Note each line of the listing that contains the string "everything", and copy it.

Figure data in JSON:
--*--

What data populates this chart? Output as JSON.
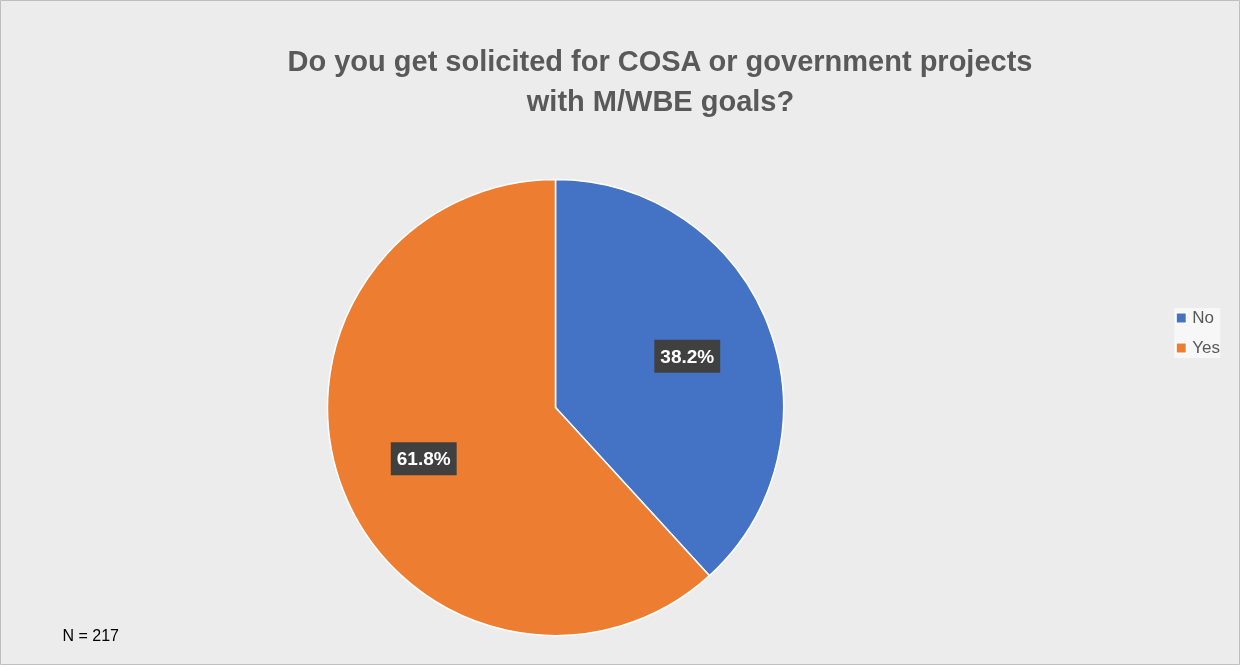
{
  "chart_data": {
    "type": "pie",
    "title": "Do you get solicited for COSA or government projects\nwith M/WBE goals?",
    "categories": [
      "No",
      "Yes"
    ],
    "values": [
      38.2,
      61.8
    ],
    "colors": [
      "#4472c4",
      "#ed7d31"
    ],
    "value_labels": [
      "38.2%",
      "61.8%"
    ],
    "legend": "right",
    "annotations": [
      "N = 217"
    ]
  }
}
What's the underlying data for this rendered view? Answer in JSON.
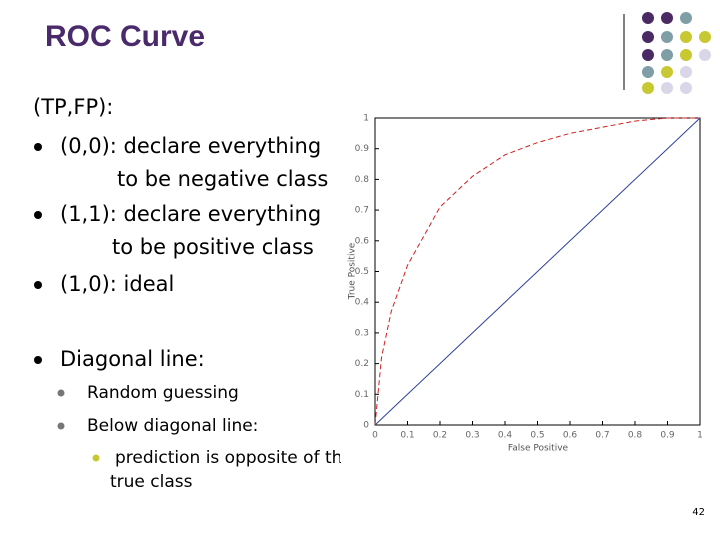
{
  "slide": {
    "title": "ROC Curve",
    "heading": "(TP,FP):",
    "bullets": [
      {
        "lines": [
          "(0,0): declare everything",
          "to be negative class"
        ]
      },
      {
        "lines": [
          "(1,1): declare everything",
          "to be positive class"
        ]
      },
      {
        "lines": [
          "(1,0): ideal"
        ]
      },
      {
        "lines": [
          "Diagonal line:"
        ]
      }
    ],
    "sub_bullets": [
      "Random guessing",
      "Below diagonal line:"
    ],
    "sub_sub_bullet": {
      "lines": [
        "prediction is opposite of th",
        "true class"
      ]
    },
    "page_number": "42"
  },
  "chart_data": {
    "type": "line",
    "xlabel": "False Positive",
    "ylabel": "True Positive",
    "x": [
      0,
      0.02,
      0.05,
      0.1,
      0.2,
      0.3,
      0.4,
      0.5,
      0.6,
      0.7,
      0.8,
      0.9,
      1
    ],
    "series": [
      {
        "color": "#d02020",
        "dashed": true,
        "values": [
          0,
          0.22,
          0.37,
          0.52,
          0.71,
          0.81,
          0.88,
          0.92,
          0.95,
          0.97,
          0.99,
          1,
          1
        ]
      },
      {
        "color": "#3040a0",
        "dashed": false,
        "values": [
          0,
          0.02,
          0.05,
          0.1,
          0.2,
          0.3,
          0.4,
          0.5,
          0.6,
          0.7,
          0.8,
          0.9,
          1
        ]
      }
    ],
    "xlim": [
      0,
      1
    ],
    "ylim": [
      0,
      1
    ],
    "xticks": [
      0,
      0.1,
      0.2,
      0.3,
      0.4,
      0.5,
      0.6,
      0.7,
      0.8,
      0.9,
      1
    ],
    "yticks": [
      0,
      0.1,
      0.2,
      0.3,
      0.4,
      0.5,
      0.6,
      0.7,
      0.8,
      0.9,
      1
    ]
  }
}
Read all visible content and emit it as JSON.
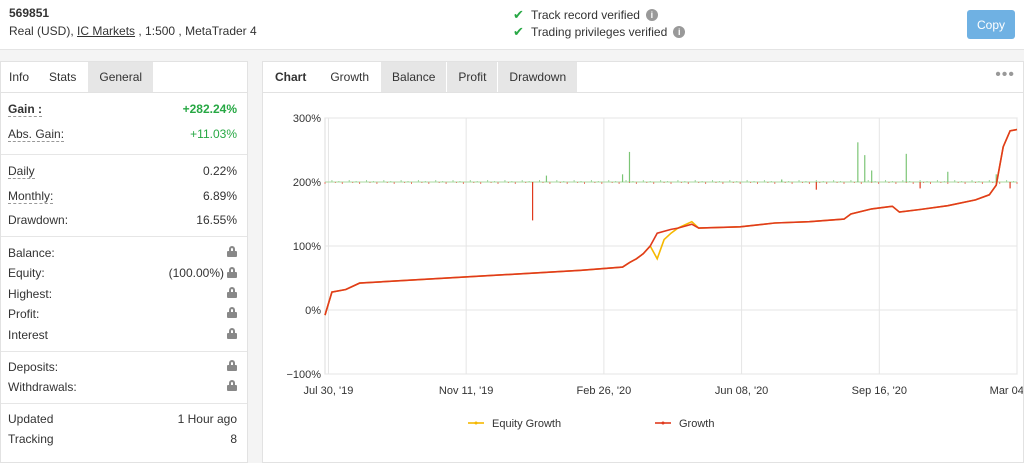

--*--

• **The answer**
          "(0,0): declare everything",
          "(1,1): declare everything",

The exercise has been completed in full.